**Records for the task**
####
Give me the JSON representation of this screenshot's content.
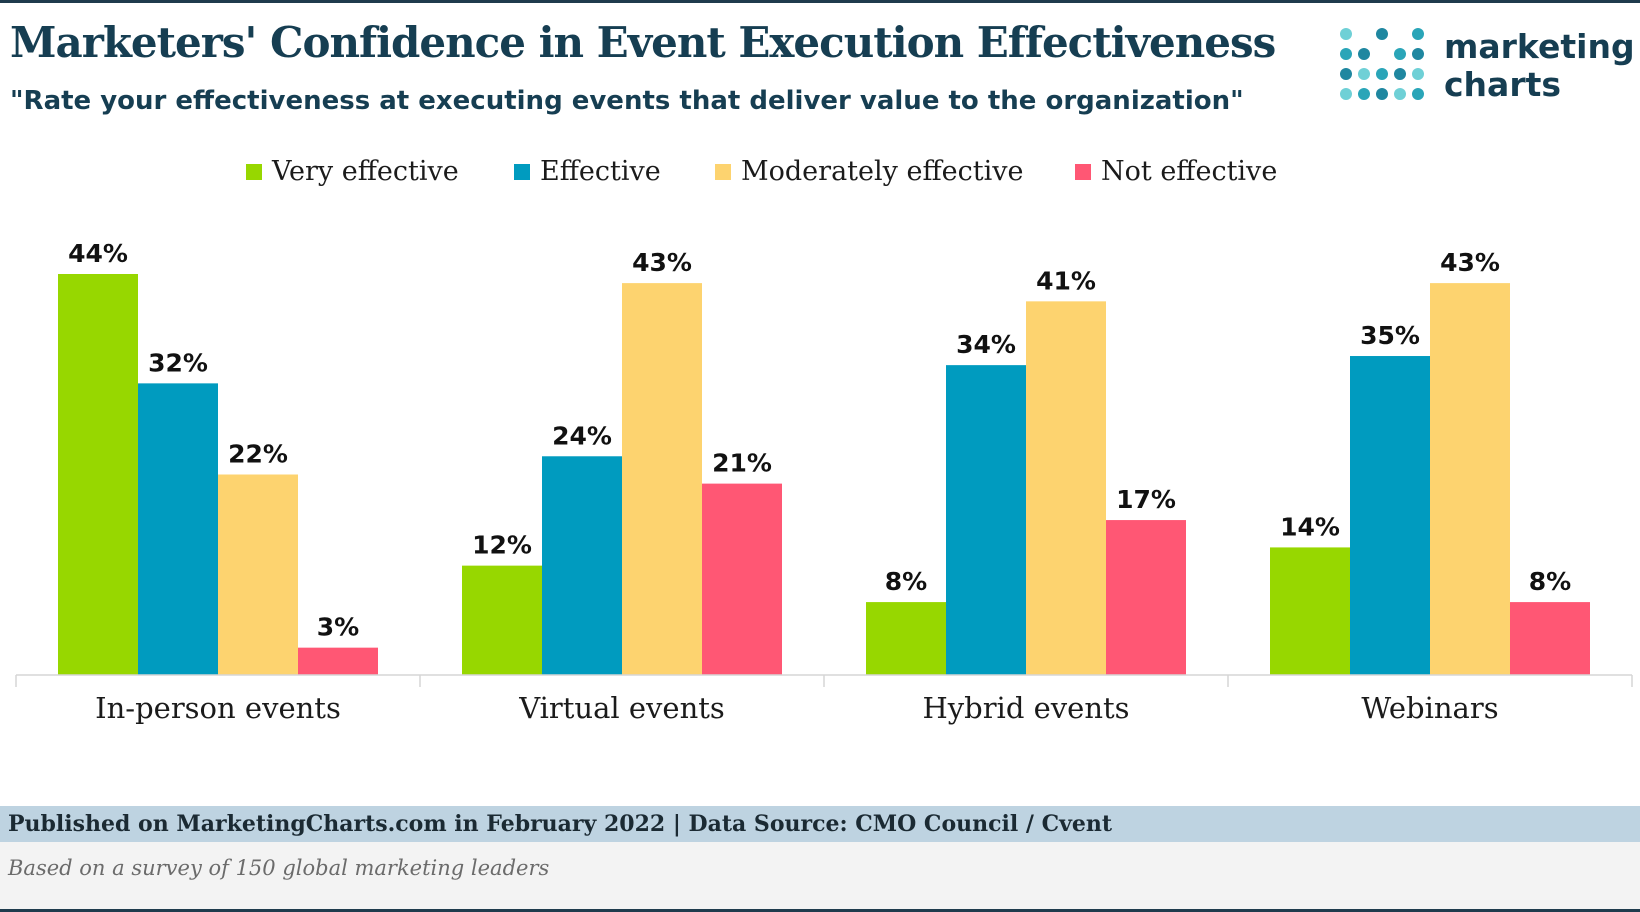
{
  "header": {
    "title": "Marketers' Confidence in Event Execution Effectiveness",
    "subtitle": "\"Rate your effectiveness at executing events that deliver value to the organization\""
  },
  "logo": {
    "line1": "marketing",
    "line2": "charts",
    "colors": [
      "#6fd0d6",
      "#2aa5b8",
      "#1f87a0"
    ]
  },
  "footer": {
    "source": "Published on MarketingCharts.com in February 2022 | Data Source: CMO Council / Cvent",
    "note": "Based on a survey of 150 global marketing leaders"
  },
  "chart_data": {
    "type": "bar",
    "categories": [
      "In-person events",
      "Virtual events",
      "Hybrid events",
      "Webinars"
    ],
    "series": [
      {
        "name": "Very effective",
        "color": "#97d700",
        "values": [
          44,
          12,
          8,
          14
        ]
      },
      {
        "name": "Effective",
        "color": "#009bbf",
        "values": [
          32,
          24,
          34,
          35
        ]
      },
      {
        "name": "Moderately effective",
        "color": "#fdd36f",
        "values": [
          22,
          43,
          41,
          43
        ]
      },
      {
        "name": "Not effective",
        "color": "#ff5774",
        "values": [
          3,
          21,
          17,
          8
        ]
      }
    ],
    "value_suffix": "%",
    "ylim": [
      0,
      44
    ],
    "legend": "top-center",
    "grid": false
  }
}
####
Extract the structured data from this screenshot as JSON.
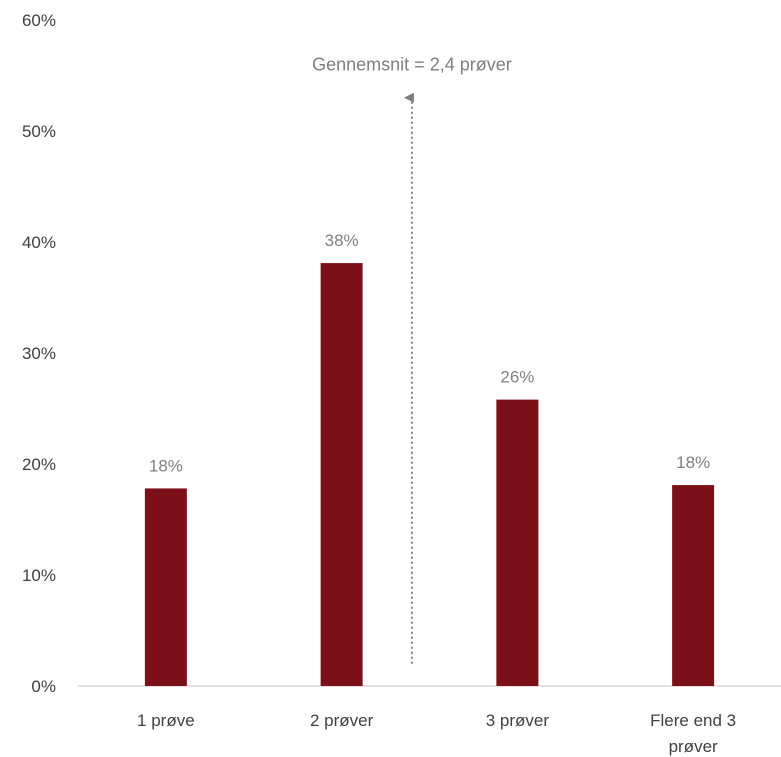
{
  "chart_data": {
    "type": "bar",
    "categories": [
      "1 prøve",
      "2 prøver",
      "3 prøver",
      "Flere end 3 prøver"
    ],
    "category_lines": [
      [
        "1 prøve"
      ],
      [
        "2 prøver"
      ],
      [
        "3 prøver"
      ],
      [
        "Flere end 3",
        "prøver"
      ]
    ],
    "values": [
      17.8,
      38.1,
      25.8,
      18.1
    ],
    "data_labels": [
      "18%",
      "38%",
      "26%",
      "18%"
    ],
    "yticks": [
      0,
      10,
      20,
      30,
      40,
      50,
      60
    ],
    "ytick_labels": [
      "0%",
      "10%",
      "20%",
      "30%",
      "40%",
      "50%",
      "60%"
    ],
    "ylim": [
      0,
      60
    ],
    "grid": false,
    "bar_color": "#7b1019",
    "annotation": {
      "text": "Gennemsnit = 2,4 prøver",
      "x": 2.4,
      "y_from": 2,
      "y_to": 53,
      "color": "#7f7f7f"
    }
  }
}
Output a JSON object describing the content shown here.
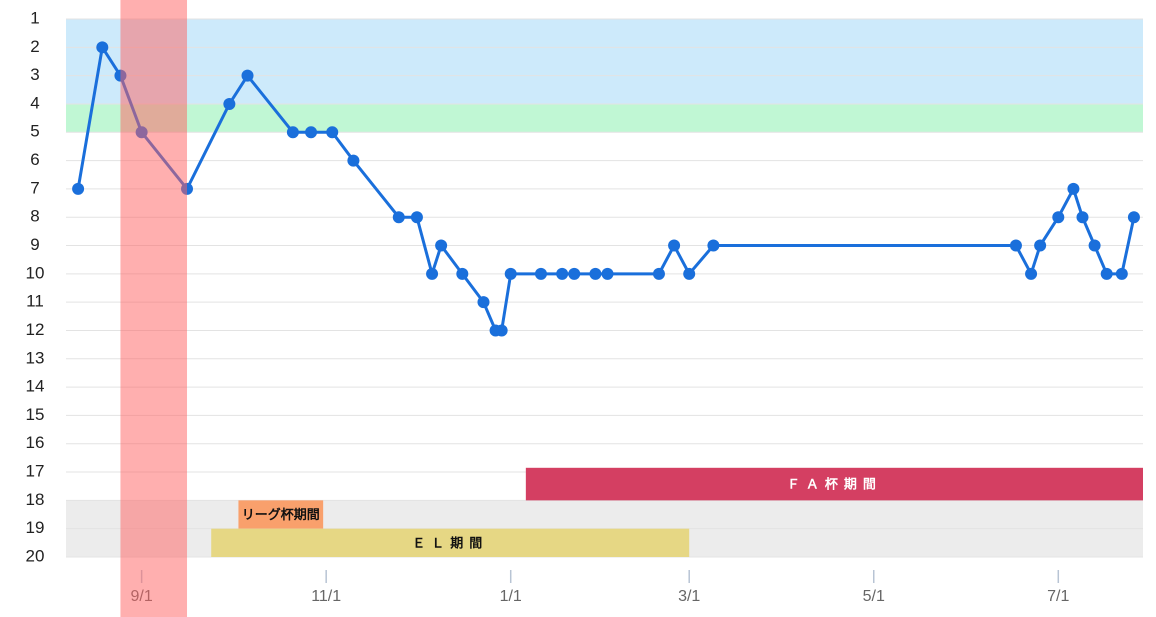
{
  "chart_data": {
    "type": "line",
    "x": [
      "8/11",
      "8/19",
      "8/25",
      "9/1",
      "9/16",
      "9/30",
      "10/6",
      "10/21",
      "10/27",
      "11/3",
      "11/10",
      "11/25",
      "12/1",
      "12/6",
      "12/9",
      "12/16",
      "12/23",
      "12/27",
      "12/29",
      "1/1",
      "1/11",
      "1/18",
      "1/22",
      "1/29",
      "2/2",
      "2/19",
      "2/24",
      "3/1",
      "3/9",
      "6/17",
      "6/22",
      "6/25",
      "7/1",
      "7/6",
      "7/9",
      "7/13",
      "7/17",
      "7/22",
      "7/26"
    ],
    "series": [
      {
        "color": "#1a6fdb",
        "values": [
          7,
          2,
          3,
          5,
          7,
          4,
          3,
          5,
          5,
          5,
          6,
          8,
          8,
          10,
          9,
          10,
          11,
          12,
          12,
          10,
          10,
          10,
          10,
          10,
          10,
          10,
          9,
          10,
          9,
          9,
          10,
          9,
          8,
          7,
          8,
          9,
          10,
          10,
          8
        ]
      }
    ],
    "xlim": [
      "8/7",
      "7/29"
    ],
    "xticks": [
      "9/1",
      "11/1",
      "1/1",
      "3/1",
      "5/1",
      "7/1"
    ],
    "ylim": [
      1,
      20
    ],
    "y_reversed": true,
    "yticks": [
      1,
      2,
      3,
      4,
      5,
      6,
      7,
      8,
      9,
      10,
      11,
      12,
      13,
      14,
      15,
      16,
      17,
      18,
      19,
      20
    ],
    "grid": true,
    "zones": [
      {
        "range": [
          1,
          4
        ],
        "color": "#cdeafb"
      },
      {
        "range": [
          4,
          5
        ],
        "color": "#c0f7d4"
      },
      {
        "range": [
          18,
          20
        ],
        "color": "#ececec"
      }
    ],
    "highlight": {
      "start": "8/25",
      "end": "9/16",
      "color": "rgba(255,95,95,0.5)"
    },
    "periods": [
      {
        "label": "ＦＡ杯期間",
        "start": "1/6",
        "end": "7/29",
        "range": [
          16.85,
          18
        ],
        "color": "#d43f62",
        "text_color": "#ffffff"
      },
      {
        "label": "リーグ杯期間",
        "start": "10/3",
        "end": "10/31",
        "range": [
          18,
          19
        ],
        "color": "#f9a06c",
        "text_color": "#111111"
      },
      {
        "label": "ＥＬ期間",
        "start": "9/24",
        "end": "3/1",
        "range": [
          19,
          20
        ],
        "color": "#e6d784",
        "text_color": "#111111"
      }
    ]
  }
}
####
**Problem to solve**
Pull out the lines above in which the word "JSON" appears.

**Exercise answer**
Give me the JSON representation of this screenshot's content.
Extract the structured data from this screenshot as JSON.
Output a JSON object describing the content shown here.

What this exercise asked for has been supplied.